### Extracted material
>> BEGIN

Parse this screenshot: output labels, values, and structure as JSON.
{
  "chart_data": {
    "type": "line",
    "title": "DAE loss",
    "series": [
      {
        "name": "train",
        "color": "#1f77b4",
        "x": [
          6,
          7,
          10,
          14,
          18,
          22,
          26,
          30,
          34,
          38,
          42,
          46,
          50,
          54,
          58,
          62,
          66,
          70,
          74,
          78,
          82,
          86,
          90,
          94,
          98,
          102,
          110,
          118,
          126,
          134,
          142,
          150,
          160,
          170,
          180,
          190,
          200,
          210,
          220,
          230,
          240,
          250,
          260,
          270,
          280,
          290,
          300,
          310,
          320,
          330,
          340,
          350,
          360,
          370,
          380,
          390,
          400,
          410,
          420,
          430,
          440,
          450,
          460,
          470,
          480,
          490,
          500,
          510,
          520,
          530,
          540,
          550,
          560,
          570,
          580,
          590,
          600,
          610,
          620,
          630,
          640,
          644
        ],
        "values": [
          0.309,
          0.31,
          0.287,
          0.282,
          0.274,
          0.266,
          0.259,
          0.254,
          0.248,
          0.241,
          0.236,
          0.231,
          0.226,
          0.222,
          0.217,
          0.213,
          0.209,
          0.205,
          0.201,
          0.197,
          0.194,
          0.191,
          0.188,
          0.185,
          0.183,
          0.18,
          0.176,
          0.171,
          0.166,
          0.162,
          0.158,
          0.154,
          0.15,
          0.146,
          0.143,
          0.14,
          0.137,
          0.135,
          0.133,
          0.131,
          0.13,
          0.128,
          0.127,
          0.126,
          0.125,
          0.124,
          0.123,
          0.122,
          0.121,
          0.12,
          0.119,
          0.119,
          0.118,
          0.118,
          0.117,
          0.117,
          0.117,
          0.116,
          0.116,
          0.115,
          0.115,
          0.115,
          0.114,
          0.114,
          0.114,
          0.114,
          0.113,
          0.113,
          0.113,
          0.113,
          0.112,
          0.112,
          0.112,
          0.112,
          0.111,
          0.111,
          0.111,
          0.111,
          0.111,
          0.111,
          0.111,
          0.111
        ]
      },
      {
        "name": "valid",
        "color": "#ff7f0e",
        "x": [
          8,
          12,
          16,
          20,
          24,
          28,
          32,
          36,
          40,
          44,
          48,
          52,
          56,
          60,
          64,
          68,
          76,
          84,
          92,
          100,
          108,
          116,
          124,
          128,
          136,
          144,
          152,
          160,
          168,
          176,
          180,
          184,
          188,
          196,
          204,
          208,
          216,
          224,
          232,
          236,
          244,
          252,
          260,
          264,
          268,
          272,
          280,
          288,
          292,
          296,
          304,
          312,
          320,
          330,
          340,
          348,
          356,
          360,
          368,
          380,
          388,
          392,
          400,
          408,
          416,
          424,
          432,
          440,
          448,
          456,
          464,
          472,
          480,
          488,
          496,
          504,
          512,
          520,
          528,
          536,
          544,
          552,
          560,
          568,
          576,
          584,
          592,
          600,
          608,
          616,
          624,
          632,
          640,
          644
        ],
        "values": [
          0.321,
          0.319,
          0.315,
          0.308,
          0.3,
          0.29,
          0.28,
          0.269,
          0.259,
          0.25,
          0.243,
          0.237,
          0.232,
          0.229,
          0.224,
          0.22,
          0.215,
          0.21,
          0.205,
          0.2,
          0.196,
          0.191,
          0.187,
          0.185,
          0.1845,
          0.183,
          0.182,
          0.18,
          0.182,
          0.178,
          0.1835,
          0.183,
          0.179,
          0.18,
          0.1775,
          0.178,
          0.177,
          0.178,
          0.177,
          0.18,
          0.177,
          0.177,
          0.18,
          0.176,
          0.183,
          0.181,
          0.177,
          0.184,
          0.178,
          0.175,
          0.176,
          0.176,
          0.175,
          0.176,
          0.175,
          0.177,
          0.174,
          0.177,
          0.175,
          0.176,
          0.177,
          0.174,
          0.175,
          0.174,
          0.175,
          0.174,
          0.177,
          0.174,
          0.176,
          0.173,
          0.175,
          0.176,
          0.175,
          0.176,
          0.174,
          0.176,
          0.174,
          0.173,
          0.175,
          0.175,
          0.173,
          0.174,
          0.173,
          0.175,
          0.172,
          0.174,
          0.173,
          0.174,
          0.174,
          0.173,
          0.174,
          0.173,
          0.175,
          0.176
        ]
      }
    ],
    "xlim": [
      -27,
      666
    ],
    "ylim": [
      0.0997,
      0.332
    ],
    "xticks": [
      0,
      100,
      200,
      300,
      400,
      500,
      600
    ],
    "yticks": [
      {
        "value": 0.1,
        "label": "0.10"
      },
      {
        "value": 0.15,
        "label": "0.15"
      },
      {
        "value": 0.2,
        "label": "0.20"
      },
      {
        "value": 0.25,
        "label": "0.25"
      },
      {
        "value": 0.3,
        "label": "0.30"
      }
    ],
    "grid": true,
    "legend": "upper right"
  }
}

>> END

### Exercise details
Write out all of the records once more, exactly.

### Correct result
Parse this screenshot: output labels, values, and structure as JSON.
{
  "chart_data": {
    "type": "line",
    "title": "DAE loss",
    "series": [
      {
        "name": "train",
        "color": "#1f77b4",
        "x": [
          6,
          7,
          10,
          14,
          18,
          22,
          26,
          30,
          34,
          38,
          42,
          46,
          50,
          54,
          58,
          62,
          66,
          70,
          74,
          78,
          82,
          86,
          90,
          94,
          98,
          102,
          110,
          118,
          126,
          134,
          142,
          150,
          160,
          170,
          180,
          190,
          200,
          210,
          220,
          230,
          240,
          250,
          260,
          270,
          280,
          290,
          300,
          310,
          320,
          330,
          340,
          350,
          360,
          370,
          380,
          390,
          400,
          410,
          420,
          430,
          440,
          450,
          460,
          470,
          480,
          490,
          500,
          510,
          520,
          530,
          540,
          550,
          560,
          570,
          580,
          590,
          600,
          610,
          620,
          630,
          640,
          644
        ],
        "values": [
          0.309,
          0.31,
          0.287,
          0.282,
          0.274,
          0.266,
          0.259,
          0.254,
          0.248,
          0.241,
          0.236,
          0.231,
          0.226,
          0.222,
          0.217,
          0.213,
          0.209,
          0.205,
          0.201,
          0.197,
          0.194,
          0.191,
          0.188,
          0.185,
          0.183,
          0.18,
          0.176,
          0.171,
          0.166,
          0.162,
          0.158,
          0.154,
          0.15,
          0.146,
          0.143,
          0.14,
          0.137,
          0.135,
          0.133,
          0.131,
          0.13,
          0.128,
          0.127,
          0.126,
          0.125,
          0.124,
          0.123,
          0.122,
          0.121,
          0.12,
          0.119,
          0.119,
          0.118,
          0.118,
          0.117,
          0.117,
          0.117,
          0.116,
          0.116,
          0.115,
          0.115,
          0.115,
          0.114,
          0.114,
          0.114,
          0.114,
          0.113,
          0.113,
          0.113,
          0.113,
          0.112,
          0.112,
          0.112,
          0.112,
          0.111,
          0.111,
          0.111,
          0.111,
          0.111,
          0.111,
          0.111,
          0.111
        ]
      },
      {
        "name": "valid",
        "color": "#ff7f0e",
        "x": [
          8,
          12,
          16,
          20,
          24,
          28,
          32,
          36,
          40,
          44,
          48,
          52,
          56,
          60,
          64,
          68,
          76,
          84,
          92,
          100,
          108,
          116,
          124,
          128,
          136,
          144,
          152,
          160,
          168,
          176,
          180,
          184,
          188,
          196,
          204,
          208,
          216,
          224,
          232,
          236,
          244,
          252,
          260,
          264,
          268,
          272,
          280,
          288,
          292,
          296,
          304,
          312,
          320,
          330,
          340,
          348,
          356,
          360,
          368,
          380,
          388,
          392,
          400,
          408,
          416,
          424,
          432,
          440,
          448,
          456,
          464,
          472,
          480,
          488,
          496,
          504,
          512,
          520,
          528,
          536,
          544,
          552,
          560,
          568,
          576,
          584,
          592,
          600,
          608,
          616,
          624,
          632,
          640,
          644
        ],
        "values": [
          0.321,
          0.319,
          0.315,
          0.308,
          0.3,
          0.29,
          0.28,
          0.269,
          0.259,
          0.25,
          0.243,
          0.237,
          0.232,
          0.229,
          0.224,
          0.22,
          0.215,
          0.21,
          0.205,
          0.2,
          0.196,
          0.191,
          0.187,
          0.185,
          0.1845,
          0.183,
          0.182,
          0.18,
          0.182,
          0.178,
          0.1835,
          0.183,
          0.179,
          0.18,
          0.1775,
          0.178,
          0.177,
          0.178,
          0.177,
          0.18,
          0.177,
          0.177,
          0.18,
          0.176,
          0.183,
          0.181,
          0.177,
          0.184,
          0.178,
          0.175,
          0.176,
          0.176,
          0.175,
          0.176,
          0.175,
          0.177,
          0.174,
          0.177,
          0.175,
          0.176,
          0.177,
          0.174,
          0.175,
          0.174,
          0.175,
          0.174,
          0.177,
          0.174,
          0.176,
          0.173,
          0.175,
          0.176,
          0.175,
          0.176,
          0.174,
          0.176,
          0.174,
          0.173,
          0.175,
          0.175,
          0.173,
          0.174,
          0.173,
          0.175,
          0.172,
          0.174,
          0.173,
          0.174,
          0.174,
          0.173,
          0.174,
          0.173,
          0.175,
          0.176
        ]
      }
    ],
    "xlim": [
      -27,
      666
    ],
    "ylim": [
      0.0997,
      0.332
    ],
    "xticks": [
      0,
      100,
      200,
      300,
      400,
      500,
      600
    ],
    "yticks": [
      {
        "value": 0.1,
        "label": "0.10"
      },
      {
        "value": 0.15,
        "label": "0.15"
      },
      {
        "value": 0.2,
        "label": "0.20"
      },
      {
        "value": 0.25,
        "label": "0.25"
      },
      {
        "value": 0.3,
        "label": "0.30"
      }
    ],
    "grid": true,
    "legend": "upper right"
  }
}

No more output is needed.